EXERCISE PROMPT:
Return each line that holds the word "Notification".

DATA FOR THIS TASK:
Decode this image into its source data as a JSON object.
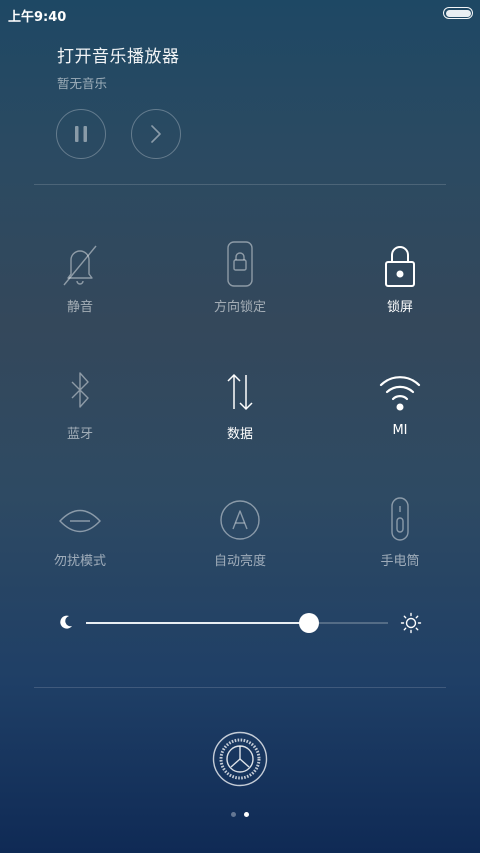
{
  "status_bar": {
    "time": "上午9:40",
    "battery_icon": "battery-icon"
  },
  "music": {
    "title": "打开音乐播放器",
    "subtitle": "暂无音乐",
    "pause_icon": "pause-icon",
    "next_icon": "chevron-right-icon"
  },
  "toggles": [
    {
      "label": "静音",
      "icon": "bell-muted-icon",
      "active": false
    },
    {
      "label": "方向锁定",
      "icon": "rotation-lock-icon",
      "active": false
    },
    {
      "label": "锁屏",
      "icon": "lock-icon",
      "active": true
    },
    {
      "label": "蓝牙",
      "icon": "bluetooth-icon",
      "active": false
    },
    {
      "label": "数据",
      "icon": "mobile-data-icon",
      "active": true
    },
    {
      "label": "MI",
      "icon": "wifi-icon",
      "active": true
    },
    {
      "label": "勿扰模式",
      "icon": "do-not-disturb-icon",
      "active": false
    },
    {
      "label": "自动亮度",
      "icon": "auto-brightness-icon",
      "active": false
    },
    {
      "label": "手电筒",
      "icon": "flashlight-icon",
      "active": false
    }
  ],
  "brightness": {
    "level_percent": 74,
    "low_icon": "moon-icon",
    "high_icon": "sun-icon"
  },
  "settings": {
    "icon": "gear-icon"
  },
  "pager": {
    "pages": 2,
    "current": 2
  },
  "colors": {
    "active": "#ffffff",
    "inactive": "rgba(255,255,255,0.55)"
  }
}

--

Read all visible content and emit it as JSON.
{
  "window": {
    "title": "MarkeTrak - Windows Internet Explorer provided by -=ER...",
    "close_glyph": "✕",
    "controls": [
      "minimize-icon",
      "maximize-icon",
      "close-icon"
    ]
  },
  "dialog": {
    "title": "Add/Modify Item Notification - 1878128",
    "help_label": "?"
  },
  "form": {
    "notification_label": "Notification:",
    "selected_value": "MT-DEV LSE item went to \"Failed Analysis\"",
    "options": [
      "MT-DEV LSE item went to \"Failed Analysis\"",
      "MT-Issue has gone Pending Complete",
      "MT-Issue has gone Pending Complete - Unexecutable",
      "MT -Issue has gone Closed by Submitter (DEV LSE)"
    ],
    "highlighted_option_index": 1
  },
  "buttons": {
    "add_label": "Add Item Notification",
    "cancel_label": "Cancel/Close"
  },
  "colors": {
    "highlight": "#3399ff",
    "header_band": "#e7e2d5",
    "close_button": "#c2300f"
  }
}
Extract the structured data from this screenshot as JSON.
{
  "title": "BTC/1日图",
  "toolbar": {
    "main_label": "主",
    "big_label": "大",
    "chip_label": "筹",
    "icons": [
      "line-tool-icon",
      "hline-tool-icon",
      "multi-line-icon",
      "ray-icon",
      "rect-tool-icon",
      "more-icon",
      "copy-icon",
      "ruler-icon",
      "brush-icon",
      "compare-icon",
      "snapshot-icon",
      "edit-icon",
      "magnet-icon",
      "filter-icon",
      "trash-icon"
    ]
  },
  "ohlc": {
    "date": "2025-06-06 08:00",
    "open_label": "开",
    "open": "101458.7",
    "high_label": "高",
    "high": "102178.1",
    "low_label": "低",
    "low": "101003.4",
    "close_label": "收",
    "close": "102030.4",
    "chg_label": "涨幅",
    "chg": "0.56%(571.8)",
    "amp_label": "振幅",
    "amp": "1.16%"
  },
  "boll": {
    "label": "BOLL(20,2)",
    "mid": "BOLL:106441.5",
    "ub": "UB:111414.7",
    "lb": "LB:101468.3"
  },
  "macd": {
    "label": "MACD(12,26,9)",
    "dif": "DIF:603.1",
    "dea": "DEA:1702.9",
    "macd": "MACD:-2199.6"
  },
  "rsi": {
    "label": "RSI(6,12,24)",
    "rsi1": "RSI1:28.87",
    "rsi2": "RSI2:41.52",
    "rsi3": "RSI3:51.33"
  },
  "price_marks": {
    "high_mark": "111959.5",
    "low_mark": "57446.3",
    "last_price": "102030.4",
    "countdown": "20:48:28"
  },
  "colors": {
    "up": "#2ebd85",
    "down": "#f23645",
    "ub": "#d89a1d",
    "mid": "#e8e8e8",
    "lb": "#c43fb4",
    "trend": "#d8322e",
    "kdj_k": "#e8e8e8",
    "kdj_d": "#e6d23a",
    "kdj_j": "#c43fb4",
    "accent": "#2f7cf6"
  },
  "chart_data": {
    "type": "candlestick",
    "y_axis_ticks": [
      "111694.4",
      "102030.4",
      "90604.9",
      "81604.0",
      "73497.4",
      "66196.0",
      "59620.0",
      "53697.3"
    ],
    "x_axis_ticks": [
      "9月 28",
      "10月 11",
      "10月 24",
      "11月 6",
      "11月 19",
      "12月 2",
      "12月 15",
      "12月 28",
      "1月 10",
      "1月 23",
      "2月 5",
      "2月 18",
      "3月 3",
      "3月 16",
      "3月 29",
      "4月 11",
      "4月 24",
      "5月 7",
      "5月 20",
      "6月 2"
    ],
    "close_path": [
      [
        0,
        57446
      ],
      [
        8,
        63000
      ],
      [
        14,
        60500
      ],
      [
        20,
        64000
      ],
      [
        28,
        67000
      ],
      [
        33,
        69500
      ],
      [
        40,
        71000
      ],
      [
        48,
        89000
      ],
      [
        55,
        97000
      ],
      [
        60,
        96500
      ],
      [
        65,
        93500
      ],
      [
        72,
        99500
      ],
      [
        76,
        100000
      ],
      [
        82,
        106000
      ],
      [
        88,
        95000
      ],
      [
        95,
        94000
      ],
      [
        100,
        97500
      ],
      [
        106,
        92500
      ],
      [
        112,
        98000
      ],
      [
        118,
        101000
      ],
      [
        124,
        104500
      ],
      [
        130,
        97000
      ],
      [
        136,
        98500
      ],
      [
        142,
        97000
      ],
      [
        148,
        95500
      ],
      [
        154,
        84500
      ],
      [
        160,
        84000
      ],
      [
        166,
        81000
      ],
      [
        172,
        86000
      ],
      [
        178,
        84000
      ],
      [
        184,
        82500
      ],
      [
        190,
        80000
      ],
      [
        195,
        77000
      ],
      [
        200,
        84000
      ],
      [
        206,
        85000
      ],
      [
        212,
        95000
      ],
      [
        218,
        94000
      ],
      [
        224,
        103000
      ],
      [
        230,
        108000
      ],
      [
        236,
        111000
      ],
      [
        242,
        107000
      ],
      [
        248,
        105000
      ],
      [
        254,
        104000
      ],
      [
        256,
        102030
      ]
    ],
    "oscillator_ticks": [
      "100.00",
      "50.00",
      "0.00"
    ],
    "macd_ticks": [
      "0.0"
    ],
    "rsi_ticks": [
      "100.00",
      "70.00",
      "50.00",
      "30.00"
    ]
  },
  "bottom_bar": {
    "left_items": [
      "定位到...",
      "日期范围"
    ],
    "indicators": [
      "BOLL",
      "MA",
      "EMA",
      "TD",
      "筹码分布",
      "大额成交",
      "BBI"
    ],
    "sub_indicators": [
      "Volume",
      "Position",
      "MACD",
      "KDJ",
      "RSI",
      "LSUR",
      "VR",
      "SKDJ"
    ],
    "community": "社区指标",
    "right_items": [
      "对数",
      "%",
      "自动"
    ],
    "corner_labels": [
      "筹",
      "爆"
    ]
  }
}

...

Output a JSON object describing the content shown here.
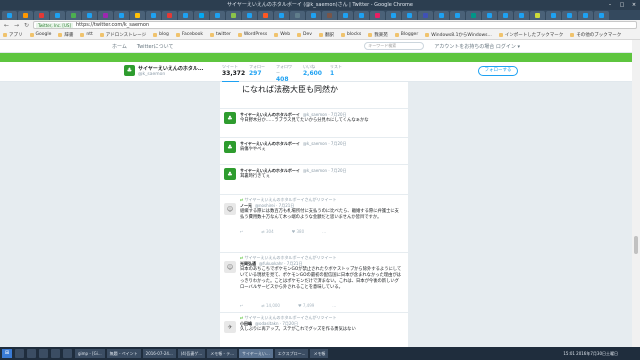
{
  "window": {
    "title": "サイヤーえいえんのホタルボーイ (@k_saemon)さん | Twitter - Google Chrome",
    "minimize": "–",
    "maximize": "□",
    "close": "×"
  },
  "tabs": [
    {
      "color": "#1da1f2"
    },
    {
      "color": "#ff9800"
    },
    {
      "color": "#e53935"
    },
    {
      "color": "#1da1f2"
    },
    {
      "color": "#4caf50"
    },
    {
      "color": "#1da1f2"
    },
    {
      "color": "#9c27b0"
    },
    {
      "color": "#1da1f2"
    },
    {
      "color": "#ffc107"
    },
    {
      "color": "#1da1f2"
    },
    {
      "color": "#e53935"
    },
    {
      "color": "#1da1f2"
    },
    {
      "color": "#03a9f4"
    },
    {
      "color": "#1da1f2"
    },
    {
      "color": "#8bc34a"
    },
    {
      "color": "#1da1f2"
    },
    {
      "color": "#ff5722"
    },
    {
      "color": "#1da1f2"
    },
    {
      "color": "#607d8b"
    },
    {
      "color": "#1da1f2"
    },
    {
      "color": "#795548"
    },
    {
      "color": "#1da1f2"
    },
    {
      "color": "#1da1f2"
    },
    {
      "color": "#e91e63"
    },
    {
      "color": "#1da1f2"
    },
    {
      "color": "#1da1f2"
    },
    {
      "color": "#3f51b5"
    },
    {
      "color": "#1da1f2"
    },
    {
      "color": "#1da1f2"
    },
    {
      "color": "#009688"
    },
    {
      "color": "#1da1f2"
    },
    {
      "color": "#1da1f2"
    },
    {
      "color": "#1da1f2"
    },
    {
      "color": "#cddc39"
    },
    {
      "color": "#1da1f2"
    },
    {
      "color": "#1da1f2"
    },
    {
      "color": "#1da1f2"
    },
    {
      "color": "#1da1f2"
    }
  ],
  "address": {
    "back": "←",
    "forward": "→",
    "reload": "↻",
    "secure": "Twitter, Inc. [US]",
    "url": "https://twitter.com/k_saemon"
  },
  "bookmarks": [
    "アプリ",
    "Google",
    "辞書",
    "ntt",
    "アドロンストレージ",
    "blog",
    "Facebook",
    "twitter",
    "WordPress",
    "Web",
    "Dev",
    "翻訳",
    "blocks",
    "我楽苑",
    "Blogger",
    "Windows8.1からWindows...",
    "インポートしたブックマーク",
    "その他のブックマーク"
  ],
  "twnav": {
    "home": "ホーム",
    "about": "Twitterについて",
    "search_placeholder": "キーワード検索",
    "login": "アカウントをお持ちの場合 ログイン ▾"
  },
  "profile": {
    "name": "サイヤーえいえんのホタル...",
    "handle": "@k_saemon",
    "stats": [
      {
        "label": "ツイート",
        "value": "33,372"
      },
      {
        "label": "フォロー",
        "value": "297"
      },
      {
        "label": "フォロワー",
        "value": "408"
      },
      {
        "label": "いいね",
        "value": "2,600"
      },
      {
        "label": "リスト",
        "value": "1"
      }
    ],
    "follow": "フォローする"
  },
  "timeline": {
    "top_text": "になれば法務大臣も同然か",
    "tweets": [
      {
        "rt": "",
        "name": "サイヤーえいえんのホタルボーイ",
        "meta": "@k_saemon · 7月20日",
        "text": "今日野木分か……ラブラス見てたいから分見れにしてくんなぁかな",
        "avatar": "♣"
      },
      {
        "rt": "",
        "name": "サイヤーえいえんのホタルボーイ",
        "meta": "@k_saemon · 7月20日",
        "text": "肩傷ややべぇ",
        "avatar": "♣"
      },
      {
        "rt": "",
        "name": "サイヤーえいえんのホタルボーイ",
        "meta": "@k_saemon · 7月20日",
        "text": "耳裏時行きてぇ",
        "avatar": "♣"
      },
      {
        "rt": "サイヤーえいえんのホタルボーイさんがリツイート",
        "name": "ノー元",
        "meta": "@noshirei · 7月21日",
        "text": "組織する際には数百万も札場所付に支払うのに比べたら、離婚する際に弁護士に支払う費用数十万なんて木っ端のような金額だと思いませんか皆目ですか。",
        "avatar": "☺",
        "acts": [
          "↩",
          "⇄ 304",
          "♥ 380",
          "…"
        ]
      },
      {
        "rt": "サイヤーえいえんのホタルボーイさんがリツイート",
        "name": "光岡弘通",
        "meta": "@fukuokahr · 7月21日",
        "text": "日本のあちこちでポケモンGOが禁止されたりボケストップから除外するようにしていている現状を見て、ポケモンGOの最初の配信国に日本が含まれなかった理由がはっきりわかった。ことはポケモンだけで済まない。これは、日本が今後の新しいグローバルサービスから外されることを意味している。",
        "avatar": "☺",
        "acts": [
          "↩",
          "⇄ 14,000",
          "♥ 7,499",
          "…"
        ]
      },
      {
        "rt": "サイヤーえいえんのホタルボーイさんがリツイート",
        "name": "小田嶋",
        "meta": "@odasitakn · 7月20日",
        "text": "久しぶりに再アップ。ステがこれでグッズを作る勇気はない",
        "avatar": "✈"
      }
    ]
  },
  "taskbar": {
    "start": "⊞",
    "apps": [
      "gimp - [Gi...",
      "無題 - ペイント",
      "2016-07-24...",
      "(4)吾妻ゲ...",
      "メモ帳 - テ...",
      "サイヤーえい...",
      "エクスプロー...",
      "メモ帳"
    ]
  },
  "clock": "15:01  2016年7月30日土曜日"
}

EXERCISE RESPONSE:
    "title": "Add/Modify Item Notification - 1878128",
    "notification_label": "Notification:",
    "add_label": "Add Item Notification",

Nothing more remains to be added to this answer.